**WORKING DATA**.
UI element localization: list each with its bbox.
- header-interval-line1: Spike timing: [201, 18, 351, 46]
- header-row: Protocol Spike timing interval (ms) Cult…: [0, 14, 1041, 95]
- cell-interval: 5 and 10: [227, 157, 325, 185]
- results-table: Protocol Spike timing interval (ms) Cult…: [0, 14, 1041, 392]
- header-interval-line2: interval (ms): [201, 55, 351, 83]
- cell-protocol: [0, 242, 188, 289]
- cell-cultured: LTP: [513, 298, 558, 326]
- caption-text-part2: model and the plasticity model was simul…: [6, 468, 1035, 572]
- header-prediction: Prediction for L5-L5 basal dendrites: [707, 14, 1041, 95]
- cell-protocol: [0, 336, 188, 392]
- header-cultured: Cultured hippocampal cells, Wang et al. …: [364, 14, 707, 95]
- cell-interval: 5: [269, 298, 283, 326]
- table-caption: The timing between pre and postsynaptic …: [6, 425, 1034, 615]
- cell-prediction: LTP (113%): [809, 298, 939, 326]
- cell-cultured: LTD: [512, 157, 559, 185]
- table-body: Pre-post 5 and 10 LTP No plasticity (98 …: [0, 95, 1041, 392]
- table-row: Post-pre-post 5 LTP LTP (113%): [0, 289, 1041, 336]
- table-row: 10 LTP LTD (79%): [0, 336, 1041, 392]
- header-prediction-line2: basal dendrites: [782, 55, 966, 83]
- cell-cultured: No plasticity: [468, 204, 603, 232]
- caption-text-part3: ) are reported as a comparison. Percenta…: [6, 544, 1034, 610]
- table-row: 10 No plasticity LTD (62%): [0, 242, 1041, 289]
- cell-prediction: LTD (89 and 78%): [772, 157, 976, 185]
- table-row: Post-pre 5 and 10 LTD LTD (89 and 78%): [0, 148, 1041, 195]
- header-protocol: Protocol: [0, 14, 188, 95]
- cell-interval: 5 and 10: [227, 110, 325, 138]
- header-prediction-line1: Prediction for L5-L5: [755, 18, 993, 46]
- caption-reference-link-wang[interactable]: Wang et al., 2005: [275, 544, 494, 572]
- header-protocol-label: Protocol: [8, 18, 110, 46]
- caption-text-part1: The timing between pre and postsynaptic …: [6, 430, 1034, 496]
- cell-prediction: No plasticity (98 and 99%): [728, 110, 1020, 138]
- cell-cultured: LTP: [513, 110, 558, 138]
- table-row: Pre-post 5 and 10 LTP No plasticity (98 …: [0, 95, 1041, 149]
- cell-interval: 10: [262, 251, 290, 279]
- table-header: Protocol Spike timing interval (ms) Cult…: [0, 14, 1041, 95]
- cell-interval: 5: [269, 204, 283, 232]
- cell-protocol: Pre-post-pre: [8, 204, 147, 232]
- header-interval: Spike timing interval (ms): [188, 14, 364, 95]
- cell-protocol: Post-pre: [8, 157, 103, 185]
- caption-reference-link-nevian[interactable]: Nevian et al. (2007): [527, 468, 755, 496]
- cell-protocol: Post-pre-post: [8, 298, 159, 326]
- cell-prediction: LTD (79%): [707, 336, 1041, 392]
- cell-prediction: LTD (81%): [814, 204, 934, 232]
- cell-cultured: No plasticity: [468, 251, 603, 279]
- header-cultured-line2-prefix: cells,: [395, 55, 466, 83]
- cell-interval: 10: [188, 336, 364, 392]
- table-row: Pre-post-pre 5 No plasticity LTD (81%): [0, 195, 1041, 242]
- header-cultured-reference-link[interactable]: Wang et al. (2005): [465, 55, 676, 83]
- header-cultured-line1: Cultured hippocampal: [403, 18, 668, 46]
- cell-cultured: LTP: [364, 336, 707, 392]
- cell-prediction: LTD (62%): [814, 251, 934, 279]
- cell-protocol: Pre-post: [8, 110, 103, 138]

**TASK TO CARRY OUT**. Using the records above, report each line with the string "link".

**RESULT FOR THIS EXERCISE**.
- caption-reference-link-wang[interactable]: Wang et al., 2005: [275, 544, 494, 572]
- caption-reference-link-nevian[interactable]: Nevian et al. (2007): [527, 468, 755, 496]
- header-cultured-reference-link[interactable]: Wang et al. (2005): [465, 55, 676, 83]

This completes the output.